DATA SHOWN>
——

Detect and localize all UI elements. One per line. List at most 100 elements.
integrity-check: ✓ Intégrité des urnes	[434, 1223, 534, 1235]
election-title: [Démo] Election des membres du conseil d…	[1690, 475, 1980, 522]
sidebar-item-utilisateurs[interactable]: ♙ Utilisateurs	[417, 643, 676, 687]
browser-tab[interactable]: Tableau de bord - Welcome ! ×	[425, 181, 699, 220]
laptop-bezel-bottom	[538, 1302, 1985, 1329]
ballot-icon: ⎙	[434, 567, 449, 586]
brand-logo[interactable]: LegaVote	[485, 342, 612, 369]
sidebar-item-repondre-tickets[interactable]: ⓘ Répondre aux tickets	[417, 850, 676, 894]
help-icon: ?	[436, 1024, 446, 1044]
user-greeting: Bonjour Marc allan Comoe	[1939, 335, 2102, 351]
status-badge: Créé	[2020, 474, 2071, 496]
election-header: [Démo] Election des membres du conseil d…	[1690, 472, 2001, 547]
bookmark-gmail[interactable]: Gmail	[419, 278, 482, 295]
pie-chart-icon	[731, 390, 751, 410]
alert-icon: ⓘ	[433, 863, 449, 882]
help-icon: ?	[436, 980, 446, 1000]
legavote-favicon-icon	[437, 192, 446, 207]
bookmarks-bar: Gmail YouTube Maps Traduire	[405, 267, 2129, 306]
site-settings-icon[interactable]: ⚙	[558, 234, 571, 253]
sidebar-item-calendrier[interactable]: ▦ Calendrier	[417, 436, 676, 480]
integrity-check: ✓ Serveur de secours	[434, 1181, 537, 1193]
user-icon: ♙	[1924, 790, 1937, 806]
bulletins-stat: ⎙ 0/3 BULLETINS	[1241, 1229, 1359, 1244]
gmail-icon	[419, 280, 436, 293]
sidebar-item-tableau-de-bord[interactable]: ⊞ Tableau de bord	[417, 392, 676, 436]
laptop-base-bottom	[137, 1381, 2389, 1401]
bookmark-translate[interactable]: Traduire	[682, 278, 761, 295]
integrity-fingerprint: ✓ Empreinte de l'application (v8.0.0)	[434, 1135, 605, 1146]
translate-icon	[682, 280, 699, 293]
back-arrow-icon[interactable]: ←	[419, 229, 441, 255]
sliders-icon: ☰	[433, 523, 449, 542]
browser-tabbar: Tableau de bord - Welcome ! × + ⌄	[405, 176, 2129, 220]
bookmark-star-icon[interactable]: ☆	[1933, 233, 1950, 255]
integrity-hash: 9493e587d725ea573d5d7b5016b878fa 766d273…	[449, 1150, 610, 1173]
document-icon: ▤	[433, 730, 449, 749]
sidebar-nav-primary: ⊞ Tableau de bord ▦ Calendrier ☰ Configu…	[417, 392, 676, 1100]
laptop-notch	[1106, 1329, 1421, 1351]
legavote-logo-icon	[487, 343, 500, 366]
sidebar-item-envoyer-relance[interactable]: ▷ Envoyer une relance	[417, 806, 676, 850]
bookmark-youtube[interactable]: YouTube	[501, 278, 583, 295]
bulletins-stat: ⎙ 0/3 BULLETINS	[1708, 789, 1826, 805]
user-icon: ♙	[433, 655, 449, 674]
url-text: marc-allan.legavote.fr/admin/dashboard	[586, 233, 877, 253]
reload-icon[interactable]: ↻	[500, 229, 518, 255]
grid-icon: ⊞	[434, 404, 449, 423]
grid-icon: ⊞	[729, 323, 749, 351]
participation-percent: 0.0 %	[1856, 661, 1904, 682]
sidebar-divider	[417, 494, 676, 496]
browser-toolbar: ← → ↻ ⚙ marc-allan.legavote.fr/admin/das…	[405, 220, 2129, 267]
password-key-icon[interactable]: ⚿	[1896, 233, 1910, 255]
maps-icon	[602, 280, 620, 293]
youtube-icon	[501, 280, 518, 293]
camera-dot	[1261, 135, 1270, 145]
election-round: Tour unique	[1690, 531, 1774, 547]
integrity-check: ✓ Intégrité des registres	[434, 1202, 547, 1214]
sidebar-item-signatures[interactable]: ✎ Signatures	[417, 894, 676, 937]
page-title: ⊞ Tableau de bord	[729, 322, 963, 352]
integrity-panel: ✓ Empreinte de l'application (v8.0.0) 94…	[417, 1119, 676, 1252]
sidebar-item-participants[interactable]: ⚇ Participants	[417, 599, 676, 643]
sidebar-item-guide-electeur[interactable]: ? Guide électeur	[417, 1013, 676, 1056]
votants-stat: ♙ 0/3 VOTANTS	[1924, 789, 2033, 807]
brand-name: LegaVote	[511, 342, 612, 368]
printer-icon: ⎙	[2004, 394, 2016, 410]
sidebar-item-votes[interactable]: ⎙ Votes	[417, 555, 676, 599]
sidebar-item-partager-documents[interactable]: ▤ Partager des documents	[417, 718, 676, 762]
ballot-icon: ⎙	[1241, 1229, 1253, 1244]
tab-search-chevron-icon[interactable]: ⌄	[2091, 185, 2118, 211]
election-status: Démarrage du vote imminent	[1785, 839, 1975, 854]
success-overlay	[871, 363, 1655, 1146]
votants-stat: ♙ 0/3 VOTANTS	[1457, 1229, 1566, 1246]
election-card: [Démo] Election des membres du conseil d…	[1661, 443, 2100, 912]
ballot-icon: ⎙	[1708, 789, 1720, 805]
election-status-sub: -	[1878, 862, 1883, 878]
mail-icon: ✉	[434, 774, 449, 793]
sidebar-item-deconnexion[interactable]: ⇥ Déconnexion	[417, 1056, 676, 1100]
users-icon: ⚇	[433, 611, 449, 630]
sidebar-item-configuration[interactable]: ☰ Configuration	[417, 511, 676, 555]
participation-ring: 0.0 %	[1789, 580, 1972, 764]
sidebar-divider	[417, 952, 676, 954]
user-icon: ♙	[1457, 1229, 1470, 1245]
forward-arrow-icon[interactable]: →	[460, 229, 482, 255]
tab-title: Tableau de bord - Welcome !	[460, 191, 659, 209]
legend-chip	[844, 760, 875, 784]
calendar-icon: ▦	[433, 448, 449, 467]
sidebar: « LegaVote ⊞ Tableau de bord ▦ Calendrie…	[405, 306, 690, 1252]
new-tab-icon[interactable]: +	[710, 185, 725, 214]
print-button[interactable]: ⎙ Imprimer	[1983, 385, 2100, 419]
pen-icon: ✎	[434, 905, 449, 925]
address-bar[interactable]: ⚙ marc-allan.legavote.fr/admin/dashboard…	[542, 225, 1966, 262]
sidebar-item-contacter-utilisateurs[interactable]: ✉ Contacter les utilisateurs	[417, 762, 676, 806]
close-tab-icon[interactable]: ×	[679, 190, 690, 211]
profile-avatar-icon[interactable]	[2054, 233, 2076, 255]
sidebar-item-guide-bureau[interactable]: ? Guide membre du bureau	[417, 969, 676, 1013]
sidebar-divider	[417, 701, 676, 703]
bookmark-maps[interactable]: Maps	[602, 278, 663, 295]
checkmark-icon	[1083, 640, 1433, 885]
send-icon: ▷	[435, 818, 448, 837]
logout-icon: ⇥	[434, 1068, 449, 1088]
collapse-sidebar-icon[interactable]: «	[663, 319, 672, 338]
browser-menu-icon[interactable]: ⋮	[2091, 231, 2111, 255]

——

Render the listing's lines as a numbered list, omitting any blank lines.

1. Detect and localize all UI elements. One per line. List at most 100 elements.
2. integrity-check: ✓ Intégrité des urnes	[434, 1223, 534, 1235]
3. election-title: [Démo] Election des membres du conseil d…	[1690, 475, 1980, 522]
4. sidebar-item-utilisateurs[interactable]: ♙ Utilisateurs	[417, 643, 676, 687]
5. browser-tab[interactable]: Tableau de bord - Welcome ! ×	[425, 181, 699, 220]
6. laptop-bezel-bottom	[538, 1302, 1985, 1329]
7. ballot-icon: ⎙	[434, 567, 449, 586]
8. brand-logo[interactable]: LegaVote	[485, 342, 612, 369]
9. sidebar-item-repondre-tickets[interactable]: ⓘ Répondre aux tickets	[417, 850, 676, 894]
10. help-icon: ?	[436, 1024, 446, 1044]
11. user-greeting: Bonjour Marc allan Comoe	[1939, 335, 2102, 351]
12. status-badge: Créé	[2020, 474, 2071, 496]
13. election-header: [Démo] Election des membres du conseil d…	[1690, 472, 2001, 547]
14. bookmark-gmail[interactable]: Gmail	[419, 278, 482, 295]
15. pie-chart-icon	[731, 390, 751, 410]
16. alert-icon: ⓘ	[433, 863, 449, 882]
17. help-icon: ?	[436, 980, 446, 1000]
18. legavote-favicon-icon	[437, 192, 446, 207]
19. bookmarks-bar: Gmail YouTube Maps Traduire	[405, 267, 2129, 306]
20. site-settings-icon[interactable]: ⚙	[558, 234, 571, 253]
21. sidebar-item-calendrier[interactable]: ▦ Calendrier	[417, 436, 676, 480]
22. integrity-check: ✓ Serveur de secours	[434, 1181, 537, 1193]
23. user-icon: ♙	[1924, 790, 1937, 806]
24. bulletins-stat: ⎙ 0/3 BULLETINS	[1241, 1229, 1359, 1244]
25. gmail-icon	[419, 280, 436, 293]
26. sidebar-item-tableau-de-bord[interactable]: ⊞ Tableau de bord	[417, 392, 676, 436]
27. laptop-base-bottom	[137, 1381, 2389, 1401]
28. bookmark-translate[interactable]: Traduire	[682, 278, 761, 295]
29. integrity-fingerprint: ✓ Empreinte de l'application (v8.0.0)	[434, 1135, 605, 1146]
30. translate-icon	[682, 280, 699, 293]
31. back-arrow-icon[interactable]: ←	[419, 229, 441, 255]
32. sliders-icon: ☰	[433, 523, 449, 542]
33. browser-tabbar: Tableau de bord - Welcome ! × + ⌄	[405, 176, 2129, 220]
34. bookmark-star-icon[interactable]: ☆	[1933, 233, 1950, 255]
35. integrity-hash: 9493e587d725ea573d5d7b5016b878fa 766d273…	[449, 1150, 610, 1173]
36. document-icon: ▤	[433, 730, 449, 749]
37. sidebar-nav-primary: ⊞ Tableau de bord ▦ Calendrier ☰ Configu…	[417, 392, 676, 1100]
38. laptop-notch	[1106, 1329, 1421, 1351]
39. legavote-logo-icon	[487, 343, 500, 366]
40. sidebar-item-envoyer-relance[interactable]: ▷ Envoyer une relance	[417, 806, 676, 850]
41. bookmark-youtube[interactable]: YouTube	[501, 278, 583, 295]
42. bulletins-stat: ⎙ 0/3 BULLETINS	[1708, 789, 1826, 805]
43. user-icon: ♙	[433, 655, 449, 674]
44. url-text: marc-allan.legavote.fr/admin/dashboard	[586, 233, 877, 253]
45. reload-icon[interactable]: ↻	[500, 229, 518, 255]
46. grid-icon: ⊞	[434, 404, 449, 423]
47. grid-icon: ⊞	[729, 323, 749, 351]
48. participation-percent: 0.0 %	[1856, 661, 1904, 682]
49. sidebar-divider	[417, 494, 676, 496]
50. browser-toolbar: ← → ↻ ⚙ marc-allan.legavote.fr/admin/das…	[405, 220, 2129, 267]
51. password-key-icon[interactable]: ⚿	[1896, 233, 1910, 255]
52. maps-icon	[602, 280, 620, 293]
53. youtube-icon	[501, 280, 518, 293]
54. camera-dot	[1261, 135, 1270, 145]
55. election-round: Tour unique	[1690, 531, 1774, 547]
56. integrity-check: ✓ Intégrité des registres	[434, 1202, 547, 1214]
57. sidebar-item-signatures[interactable]: ✎ Signatures	[417, 894, 676, 937]
58. page-title: ⊞ Tableau de bord	[729, 322, 963, 352]
59. integrity-panel: ✓ Empreinte de l'application (v8.0.0) 94…	[417, 1119, 676, 1252]
60. sidebar-item-participants[interactable]: ⚇ Participants	[417, 599, 676, 643]
61. sidebar-item-guide-electeur[interactable]: ? Guide électeur	[417, 1013, 676, 1056]
62. votants-stat: ♙ 0/3 VOTANTS	[1924, 789, 2033, 807]
63. brand-name: LegaVote	[511, 342, 612, 368]
64. printer-icon: ⎙	[2004, 394, 2016, 410]
65. sidebar-item-votes[interactable]: ⎙ Votes	[417, 555, 676, 599]
66. sidebar-item-partager-documents[interactable]: ▤ Partager des documents	[417, 718, 676, 762]
67. ballot-icon: ⎙	[1241, 1229, 1253, 1244]
68. tab-search-chevron-icon[interactable]: ⌄	[2091, 185, 2118, 211]
69. election-status: Démarrage du vote imminent	[1785, 839, 1975, 854]
70. success-overlay	[871, 363, 1655, 1146]
71. votants-stat: ♙ 0/3 VOTANTS	[1457, 1229, 1566, 1246]
72. election-card: [Démo] Election des membres du conseil d…	[1661, 443, 2100, 912]
73. ballot-icon: ⎙	[1708, 789, 1720, 805]
74. election-status-sub: -	[1878, 862, 1883, 878]
75. mail-icon: ✉	[434, 774, 449, 793]
76. sidebar-item-deconnexion[interactable]: ⇥ Déconnexion	[417, 1056, 676, 1100]
77. users-icon: ⚇	[433, 611, 449, 630]
78. sidebar-item-configuration[interactable]: ☰ Configuration	[417, 511, 676, 555]
79. participation-ring: 0.0 %	[1789, 580, 1972, 764]
80. sidebar-divider	[417, 952, 676, 954]
81. user-icon: ♙	[1457, 1229, 1470, 1245]
82. forward-arrow-icon[interactable]: →	[460, 229, 482, 255]
83. tab-title: Tableau de bord - Welcome !	[460, 191, 659, 209]
84. legend-chip	[844, 760, 875, 784]
85. calendar-icon: ▦	[433, 448, 449, 467]
86. sidebar: « LegaVote ⊞ Tableau de bord ▦ Calendrie…	[405, 306, 690, 1252]
87. new-tab-icon[interactable]: +	[710, 185, 725, 214]
88. print-button[interactable]: ⎙ Imprimer	[1983, 385, 2100, 419]
89. pen-icon: ✎	[434, 905, 449, 925]
90. address-bar[interactable]: ⚙ marc-allan.legavote.fr/admin/dashboard…	[542, 225, 1966, 262]
91. sidebar-item-contacter-utilisateurs[interactable]: ✉ Contacter les utilisateurs	[417, 762, 676, 806]
92. close-tab-icon[interactable]: ×	[679, 190, 690, 211]
93. profile-avatar-icon[interactable]	[2054, 233, 2076, 255]
94. sidebar-item-guide-bureau[interactable]: ? Guide membre du bureau	[417, 969, 676, 1013]
95. sidebar-divider	[417, 701, 676, 703]
96. bookmark-maps[interactable]: Maps	[602, 278, 663, 295]
97. checkmark-icon	[1083, 640, 1433, 885]
98. send-icon: ▷	[435, 818, 448, 837]
99. logout-icon: ⇥	[434, 1068, 449, 1088]
100. collapse-sidebar-icon[interactable]: «	[663, 319, 672, 338]
101. browser-menu-icon[interactable]: ⋮	[2091, 231, 2111, 255]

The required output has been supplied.